TASK TO CARRY OUT - Locate the word "AAFAA" in the entries below, then gather every line that holds it.

[Some records]

::::

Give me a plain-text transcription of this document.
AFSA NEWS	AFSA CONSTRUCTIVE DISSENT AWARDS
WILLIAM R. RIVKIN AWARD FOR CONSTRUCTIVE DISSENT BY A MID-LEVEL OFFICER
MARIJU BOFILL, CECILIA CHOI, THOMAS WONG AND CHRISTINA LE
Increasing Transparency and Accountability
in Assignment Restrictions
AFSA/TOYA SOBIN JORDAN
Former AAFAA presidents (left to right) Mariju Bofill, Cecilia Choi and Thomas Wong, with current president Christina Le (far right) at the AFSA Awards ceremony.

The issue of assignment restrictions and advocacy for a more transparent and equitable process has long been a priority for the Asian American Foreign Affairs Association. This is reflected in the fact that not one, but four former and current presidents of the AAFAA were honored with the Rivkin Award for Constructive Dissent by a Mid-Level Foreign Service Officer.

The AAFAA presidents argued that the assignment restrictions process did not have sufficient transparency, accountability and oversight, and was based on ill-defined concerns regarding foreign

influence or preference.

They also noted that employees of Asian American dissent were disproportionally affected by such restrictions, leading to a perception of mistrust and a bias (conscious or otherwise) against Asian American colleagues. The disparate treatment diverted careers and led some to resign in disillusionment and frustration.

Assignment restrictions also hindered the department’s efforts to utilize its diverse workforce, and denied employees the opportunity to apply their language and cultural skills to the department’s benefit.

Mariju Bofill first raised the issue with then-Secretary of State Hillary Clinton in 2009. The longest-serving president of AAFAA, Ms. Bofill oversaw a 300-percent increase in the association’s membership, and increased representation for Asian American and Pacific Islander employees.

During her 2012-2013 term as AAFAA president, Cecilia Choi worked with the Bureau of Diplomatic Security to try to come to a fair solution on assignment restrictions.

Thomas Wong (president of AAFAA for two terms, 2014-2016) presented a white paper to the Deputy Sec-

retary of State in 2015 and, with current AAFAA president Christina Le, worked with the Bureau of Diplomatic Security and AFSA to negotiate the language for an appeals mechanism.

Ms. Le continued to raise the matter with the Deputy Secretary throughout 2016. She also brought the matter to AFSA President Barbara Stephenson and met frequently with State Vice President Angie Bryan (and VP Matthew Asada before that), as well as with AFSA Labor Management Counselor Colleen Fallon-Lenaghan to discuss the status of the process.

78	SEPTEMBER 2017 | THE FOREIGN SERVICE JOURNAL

::::

COMPLETED EXERCISE -
Former AAFAA presidents (left to right) Mariju Bofill, Cecilia Choi and Thomas Wong, with current president Christina Le (far right) at the AFSA Awards ceremony.
The issue of assignment restrictions and advocacy for a more transparent and equitable process has long been a priority for the Asian American Foreign Affairs Association. This is reflected in the fact that not one, but four former and current presidents of the AAFAA were honored with the Rivkin Award for Constructive Dissent by a Mid-Level Foreign Service Officer.
The AAFAA presidents argued that the assignment restrictions process did not have sufficient transparency, accountability and oversight, and was based on ill-defined concerns regarding foreign
Mariju Bofill first raised the issue with then-Secretary of State Hillary Clinton in 2009. The longest-serving president of AAFAA, Ms. Bofill oversaw a 300-percent increase in the association’s membership, and increased representation for Asian American and Pacific Islander employees.
During her 2012-2013 term as AAFAA president, Cecilia Choi worked with the Bureau of Diplomatic Security to try to come to a fair solution on assignment restrictions.
Thomas Wong (president of AAFAA for two terms, 2014-2016) presented a white paper to the Deputy Sec-
retary of State in 2015 and, with current AAFAA president Christina Le, worked with the Bureau of Diplomatic Security and AFSA to negotiate the language for an appeals mechanism.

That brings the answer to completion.